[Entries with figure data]
- - -

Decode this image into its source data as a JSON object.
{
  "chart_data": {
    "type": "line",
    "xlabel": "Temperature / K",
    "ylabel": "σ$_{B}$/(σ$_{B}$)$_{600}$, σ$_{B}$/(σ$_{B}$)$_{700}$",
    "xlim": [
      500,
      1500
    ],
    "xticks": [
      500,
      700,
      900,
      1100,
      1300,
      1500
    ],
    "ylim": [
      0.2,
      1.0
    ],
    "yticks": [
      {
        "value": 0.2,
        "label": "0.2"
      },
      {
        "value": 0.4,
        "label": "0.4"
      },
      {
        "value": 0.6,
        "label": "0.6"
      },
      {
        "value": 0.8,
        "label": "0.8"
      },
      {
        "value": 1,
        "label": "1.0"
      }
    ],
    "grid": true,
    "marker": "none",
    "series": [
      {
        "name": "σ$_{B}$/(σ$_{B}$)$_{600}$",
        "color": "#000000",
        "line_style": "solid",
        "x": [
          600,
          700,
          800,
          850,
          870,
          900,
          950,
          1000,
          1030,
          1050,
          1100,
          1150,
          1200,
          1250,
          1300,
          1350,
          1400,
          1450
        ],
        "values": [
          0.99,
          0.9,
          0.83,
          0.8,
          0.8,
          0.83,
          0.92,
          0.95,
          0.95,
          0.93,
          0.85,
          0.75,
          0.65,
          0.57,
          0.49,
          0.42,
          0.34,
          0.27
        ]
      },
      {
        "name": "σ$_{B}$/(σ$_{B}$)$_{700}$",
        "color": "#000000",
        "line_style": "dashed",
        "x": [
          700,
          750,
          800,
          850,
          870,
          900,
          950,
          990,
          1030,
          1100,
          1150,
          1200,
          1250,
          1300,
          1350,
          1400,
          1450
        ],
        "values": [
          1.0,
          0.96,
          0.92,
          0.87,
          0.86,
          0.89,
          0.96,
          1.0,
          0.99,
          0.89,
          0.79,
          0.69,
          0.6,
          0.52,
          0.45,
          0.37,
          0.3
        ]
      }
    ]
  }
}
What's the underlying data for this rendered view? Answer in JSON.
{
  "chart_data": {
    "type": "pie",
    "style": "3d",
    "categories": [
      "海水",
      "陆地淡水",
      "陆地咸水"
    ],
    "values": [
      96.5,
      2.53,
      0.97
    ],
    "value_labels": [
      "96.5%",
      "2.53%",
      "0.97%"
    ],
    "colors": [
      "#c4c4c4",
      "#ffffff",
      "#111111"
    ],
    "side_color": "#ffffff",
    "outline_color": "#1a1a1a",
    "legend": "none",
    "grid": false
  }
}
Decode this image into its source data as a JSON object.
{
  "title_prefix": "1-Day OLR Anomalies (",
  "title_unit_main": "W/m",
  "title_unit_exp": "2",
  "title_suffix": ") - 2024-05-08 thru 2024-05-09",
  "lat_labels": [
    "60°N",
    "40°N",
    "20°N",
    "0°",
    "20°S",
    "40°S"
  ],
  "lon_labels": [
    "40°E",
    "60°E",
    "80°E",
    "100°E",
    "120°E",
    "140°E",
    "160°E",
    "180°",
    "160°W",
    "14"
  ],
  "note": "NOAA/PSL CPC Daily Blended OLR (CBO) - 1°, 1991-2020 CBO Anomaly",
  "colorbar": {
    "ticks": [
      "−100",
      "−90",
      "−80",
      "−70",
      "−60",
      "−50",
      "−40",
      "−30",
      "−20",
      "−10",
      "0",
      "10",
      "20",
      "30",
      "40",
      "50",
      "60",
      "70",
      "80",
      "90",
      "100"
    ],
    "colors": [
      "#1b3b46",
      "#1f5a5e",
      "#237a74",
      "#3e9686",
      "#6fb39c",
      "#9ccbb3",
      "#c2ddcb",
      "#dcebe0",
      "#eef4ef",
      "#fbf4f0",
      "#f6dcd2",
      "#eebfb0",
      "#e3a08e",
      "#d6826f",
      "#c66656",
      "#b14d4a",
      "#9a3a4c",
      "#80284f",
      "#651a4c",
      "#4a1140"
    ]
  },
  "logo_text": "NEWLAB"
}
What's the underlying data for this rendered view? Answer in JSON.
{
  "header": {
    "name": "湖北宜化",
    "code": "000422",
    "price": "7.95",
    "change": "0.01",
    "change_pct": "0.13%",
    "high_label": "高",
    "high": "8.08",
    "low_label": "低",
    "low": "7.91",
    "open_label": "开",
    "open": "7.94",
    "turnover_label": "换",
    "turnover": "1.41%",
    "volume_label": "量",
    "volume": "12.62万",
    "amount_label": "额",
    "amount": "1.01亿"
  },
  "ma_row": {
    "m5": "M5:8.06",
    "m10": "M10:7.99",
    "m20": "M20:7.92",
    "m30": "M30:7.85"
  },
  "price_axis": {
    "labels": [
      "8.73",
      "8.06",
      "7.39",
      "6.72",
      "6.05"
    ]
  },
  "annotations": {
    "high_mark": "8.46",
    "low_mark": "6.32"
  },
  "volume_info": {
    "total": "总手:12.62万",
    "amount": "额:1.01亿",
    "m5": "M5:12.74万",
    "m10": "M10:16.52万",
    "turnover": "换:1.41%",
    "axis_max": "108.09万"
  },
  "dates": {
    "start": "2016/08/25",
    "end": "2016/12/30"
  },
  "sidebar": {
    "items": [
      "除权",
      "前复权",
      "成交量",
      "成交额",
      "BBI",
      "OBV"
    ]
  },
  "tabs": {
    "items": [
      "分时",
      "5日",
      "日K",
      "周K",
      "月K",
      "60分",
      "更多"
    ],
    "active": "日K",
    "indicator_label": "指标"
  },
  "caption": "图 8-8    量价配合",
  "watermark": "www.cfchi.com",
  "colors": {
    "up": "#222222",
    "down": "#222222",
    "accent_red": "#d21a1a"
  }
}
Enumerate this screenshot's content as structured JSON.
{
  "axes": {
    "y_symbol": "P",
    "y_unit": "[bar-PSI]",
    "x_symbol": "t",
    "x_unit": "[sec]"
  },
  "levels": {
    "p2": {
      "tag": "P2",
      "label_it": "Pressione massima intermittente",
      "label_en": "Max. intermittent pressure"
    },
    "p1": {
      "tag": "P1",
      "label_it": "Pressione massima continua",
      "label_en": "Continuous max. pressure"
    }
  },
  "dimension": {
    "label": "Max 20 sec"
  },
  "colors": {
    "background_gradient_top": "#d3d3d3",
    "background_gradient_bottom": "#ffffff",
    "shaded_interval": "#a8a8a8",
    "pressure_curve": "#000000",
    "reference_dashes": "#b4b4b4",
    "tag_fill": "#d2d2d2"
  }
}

- - -

The records above are to be copied in full, exactly as written.

▶ **RESULT OF THE TASK**:
Decode this image into its source data as a JSON object.
{
  "chart_data": {
    "type": "line",
    "xlabel": "Temperature / K",
    "ylabel": "σ$_{B}$/(σ$_{B}$)$_{600}$, σ$_{B}$/(σ$_{B}$)$_{700}$",
    "xlim": [
      500,
      1500
    ],
    "xticks": [
      500,
      700,
      900,
      1100,
      1300,
      1500
    ],
    "ylim": [
      0.2,
      1.0
    ],
    "yticks": [
      {
        "value": 0.2,
        "label": "0.2"
      },
      {
        "value": 0.4,
        "label": "0.4"
      },
      {
        "value": 0.6,
        "label": "0.6"
      },
      {
        "value": 0.8,
        "label": "0.8"
      },
      {
        "value": 1,
        "label": "1.0"
      }
    ],
    "grid": true,
    "marker": "none",
    "series": [
      {
        "name": "σ$_{B}$/(σ$_{B}$)$_{600}$",
        "color": "#000000",
        "line_style": "solid",
        "x": [
          600,
          700,
          800,
          850,
          870,
          900,
          950,
          1000,
          1030,
          1050,
          1100,
          1150,
          1200,
          1250,
          1300,
          1350,
          1400,
          1450
        ],
        "values": [
          0.99,
          0.9,
          0.83,
          0.8,
          0.8,
          0.83,
          0.92,
          0.95,
          0.95,
          0.93,
          0.85,
          0.75,
          0.65,
          0.57,
          0.49,
          0.42,
          0.34,
          0.27
        ]
      },
      {
        "name": "σ$_{B}$/(σ$_{B}$)$_{700}$",
        "color": "#000000",
        "line_style": "dashed",
        "x": [
          700,
          750,
          800,
          850,
          870,
          900,
          950,
          990,
          1030,
          1100,
          1150,
          1200,
          1250,
          1300,
          1350,
          1400,
          1450
        ],
        "values": [
          1.0,
          0.96,
          0.92,
          0.87,
          0.86,
          0.89,
          0.96,
          1.0,
          0.99,
          0.89,
          0.79,
          0.69,
          0.6,
          0.52,
          0.45,
          0.37,
          0.3
        ]
      }
    ]
  }
}
What's the underlying data for this rendered view? Answer in JSON.
{
  "chart_data": {
    "type": "pie",
    "style": "3d",
    "categories": [
      "海水",
      "陆地淡水",
      "陆地咸水"
    ],
    "values": [
      96.5,
      2.53,
      0.97
    ],
    "value_labels": [
      "96.5%",
      "2.53%",
      "0.97%"
    ],
    "colors": [
      "#c4c4c4",
      "#ffffff",
      "#111111"
    ],
    "side_color": "#ffffff",
    "outline_color": "#1a1a1a",
    "legend": "none",
    "grid": false
  }
}
Decode this image into its source data as a JSON object.
{
  "title_prefix": "1-Day OLR Anomalies (",
  "title_unit_main": "W/m",
  "title_unit_exp": "2",
  "title_suffix": ") - 2024-05-08 thru 2024-05-09",
  "lat_labels": [
    "60°N",
    "40°N",
    "20°N",
    "0°",
    "20°S",
    "40°S"
  ],
  "lon_labels": [
    "40°E",
    "60°E",
    "80°E",
    "100°E",
    "120°E",
    "140°E",
    "160°E",
    "180°",
    "160°W",
    "14"
  ],
  "note": "NOAA/PSL CPC Daily Blended OLR (CBO) - 1°, 1991-2020 CBO Anomaly",
  "colorbar": {
    "ticks": [
      "−100",
      "−90",
      "−80",
      "−70",
      "−60",
      "−50",
      "−40",
      "−30",
      "−20",
      "−10",
      "0",
      "10",
      "20",
      "30",
      "40",
      "50",
      "60",
      "70",
      "80",
      "90",
      "100"
    ],
    "colors": [
      "#1b3b46",
      "#1f5a5e",
      "#237a74",
      "#3e9686",
      "#6fb39c",
      "#9ccbb3",
      "#c2ddcb",
      "#dcebe0",
      "#eef4ef",
      "#fbf4f0",
      "#f6dcd2",
      "#eebfb0",
      "#e3a08e",
      "#d6826f",
      "#c66656",
      "#b14d4a",
      "#9a3a4c",
      "#80284f",
      "#651a4c",
      "#4a1140"
    ]
  },
  "logo_text": "NEWLAB"
}
What's the underlying data for this rendered view? Answer in JSON.
{
  "header": {
    "name": "湖北宜化",
    "code": "000422",
    "price": "7.95",
    "change": "0.01",
    "change_pct": "0.13%",
    "high_label": "高",
    "high": "8.08",
    "low_label": "低",
    "low": "7.91",
    "open_label": "开",
    "open": "7.94",
    "turnover_label": "换",
    "turnover": "1.41%",
    "volume_label": "量",
    "volume": "12.62万",
    "amount_label": "额",
    "amount": "1.01亿"
  },
  "ma_row": {
    "m5": "M5:8.06",
    "m10": "M10:7.99",
    "m20": "M20:7.92",
    "m30": "M30:7.85"
  },
  "price_axis": {
    "labels": [
      "8.73",
      "8.06",
      "7.39",
      "6.72",
      "6.05"
    ]
  },
  "annotations": {
    "high_mark": "8.46",
    "low_mark": "6.32"
  },
  "volume_info": {
    "total": "总手:12.62万",
    "amount": "额:1.01亿",
    "m5": "M5:12.74万",
    "m10": "M10:16.52万",
    "turnover": "换:1.41%",
    "axis_max": "108.09万"
  },
  "dates": {
    "start": "2016/08/25",
    "end": "2016/12/30"
  },
  "sidebar": {
    "items": [
      "除权",
      "前复权",
      "成交量",
      "成交额",
      "BBI",
      "OBV"
    ]
  },
  "tabs": {
    "items": [
      "分时",
      "5日",
      "日K",
      "周K",
      "月K",
      "60分",
      "更多"
    ],
    "active": "日K",
    "indicator_label": "指标"
  },
  "caption": "图 8-8    量价配合",
  "watermark": "www.cfchi.com",
  "colors": {
    "up": "#222222",
    "down": "#222222",
    "accent_red": "#d21a1a"
  }
}
Enumerate this screenshot's content as structured JSON.
{
  "axes": {
    "y_symbol": "P",
    "y_unit": "[bar-PSI]",
    "x_symbol": "t",
    "x_unit": "[sec]"
  },
  "levels": {
    "p2": {
      "tag": "P2",
      "label_it": "Pressione massima intermittente",
      "label_en": "Max. intermittent pressure"
    },
    "p1": {
      "tag": "P1",
      "label_it": "Pressione massima continua",
      "label_en": "Continuous max. pressure"
    }
  },
  "dimension": {
    "label": "Max 20 sec"
  },
  "colors": {
    "background_gradient_top": "#d3d3d3",
    "background_gradient_bottom": "#ffffff",
    "shaded_interval": "#a8a8a8",
    "pressure_curve": "#000000",
    "reference_dashes": "#b4b4b4",
    "tag_fill": "#d2d2d2"
  }
}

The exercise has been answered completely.